* [Prompt]: Below is some material; set it all down exactly, apart from the pictures.

─── Given data

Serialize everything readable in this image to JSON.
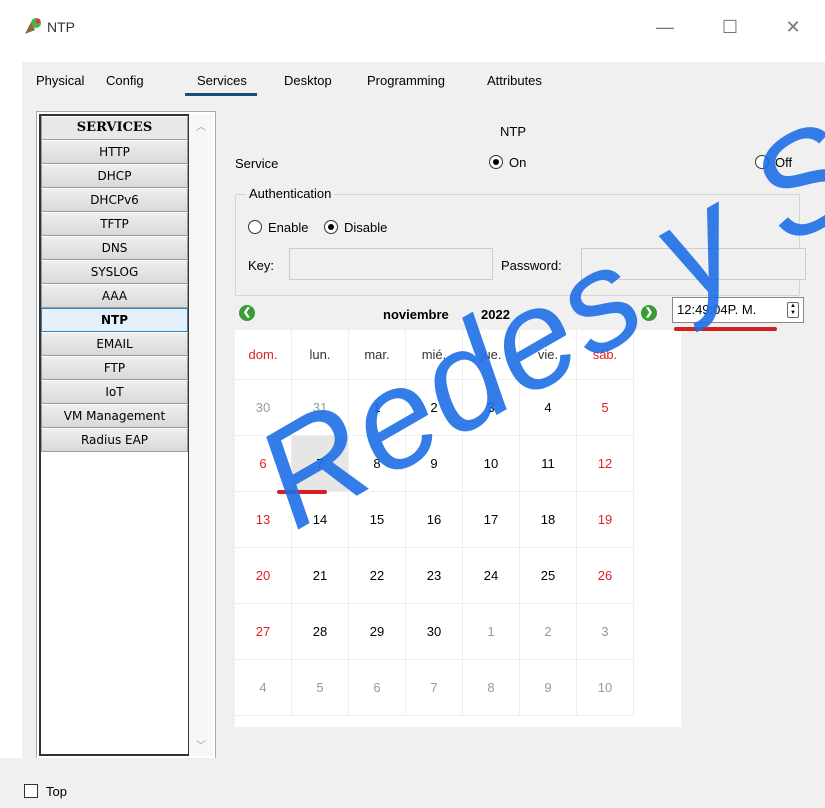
{
  "window": {
    "title": "NTP",
    "min": "—",
    "max": "☐",
    "close": "✕"
  },
  "tabs": [
    {
      "label": "Physical"
    },
    {
      "label": "Config"
    },
    {
      "label": "Services"
    },
    {
      "label": "Desktop"
    },
    {
      "label": "Programming"
    },
    {
      "label": "Attributes"
    }
  ],
  "services": {
    "header": "SERVICES",
    "items": [
      "HTTP",
      "DHCP",
      "DHCPv6",
      "TFTP",
      "DNS",
      "SYSLOG",
      "AAA",
      "NTP",
      "EMAIL",
      "FTP",
      "IoT",
      "VM Management",
      "Radius EAP"
    ],
    "selected": "NTP"
  },
  "ntp": {
    "title": "NTP",
    "service_label": "Service",
    "on_label": "On",
    "off_label": "Off",
    "auth_legend": "Authentication",
    "enable_label": "Enable",
    "disable_label": "Disable",
    "key_label": "Key:",
    "key_value": "",
    "password_label": "Password:",
    "password_value": "",
    "time": "12:49:04P. M."
  },
  "calendar": {
    "month": "noviembre",
    "year": "2022",
    "weekdays": [
      "dom.",
      "lun.",
      "mar.",
      "mié.",
      "jue.",
      "vie.",
      "sáb."
    ],
    "weeks": [
      [
        "30",
        "31",
        "1",
        "2",
        "3",
        "4",
        "5"
      ],
      [
        "6",
        "7",
        "8",
        "9",
        "10",
        "11",
        "12"
      ],
      [
        "13",
        "14",
        "15",
        "16",
        "17",
        "18",
        "19"
      ],
      [
        "20",
        "21",
        "22",
        "23",
        "24",
        "25",
        "26"
      ],
      [
        "27",
        "28",
        "29",
        "30",
        "1",
        "2",
        "3"
      ],
      [
        "4",
        "5",
        "6",
        "7",
        "8",
        "9",
        "10"
      ]
    ],
    "selected_day": "7"
  },
  "footer": {
    "top_label": "Top"
  },
  "watermark": "Redes y Seguridad"
}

──────

* [The solution]:
Serialize everything readable in this image to JSON.
{
  "window": {
    "title": "NTP",
    "min": "—",
    "max": "☐",
    "close": "✕"
  },
  "tabs": [
    {
      "label": "Physical"
    },
    {
      "label": "Config"
    },
    {
      "label": "Services"
    },
    {
      "label": "Desktop"
    },
    {
      "label": "Programming"
    },
    {
      "label": "Attributes"
    }
  ],
  "services": {
    "header": "SERVICES",
    "items": [
      "HTTP",
      "DHCP",
      "DHCPv6",
      "TFTP",
      "DNS",
      "SYSLOG",
      "AAA",
      "NTP",
      "EMAIL",
      "FTP",
      "IoT",
      "VM Management",
      "Radius EAP"
    ],
    "selected": "NTP"
  },
  "ntp": {
    "title": "NTP",
    "service_label": "Service",
    "on_label": "On",
    "off_label": "Off",
    "auth_legend": "Authentication",
    "enable_label": "Enable",
    "disable_label": "Disable",
    "key_label": "Key:",
    "key_value": "",
    "password_label": "Password:",
    "password_value": "",
    "time": "12:49:04P. M."
  },
  "calendar": {
    "month": "noviembre",
    "year": "2022",
    "weekdays": [
      "dom.",
      "lun.",
      "mar.",
      "mié.",
      "jue.",
      "vie.",
      "sáb."
    ],
    "weeks": [
      [
        "30",
        "31",
        "1",
        "2",
        "3",
        "4",
        "5"
      ],
      [
        "6",
        "7",
        "8",
        "9",
        "10",
        "11",
        "12"
      ],
      [
        "13",
        "14",
        "15",
        "16",
        "17",
        "18",
        "19"
      ],
      [
        "20",
        "21",
        "22",
        "23",
        "24",
        "25",
        "26"
      ],
      [
        "27",
        "28",
        "29",
        "30",
        "1",
        "2",
        "3"
      ],
      [
        "4",
        "5",
        "6",
        "7",
        "8",
        "9",
        "10"
      ]
    ],
    "selected_day": "7"
  },
  "footer": {
    "top_label": "Top"
  },
  "watermark": "Redes y Seguridad"
}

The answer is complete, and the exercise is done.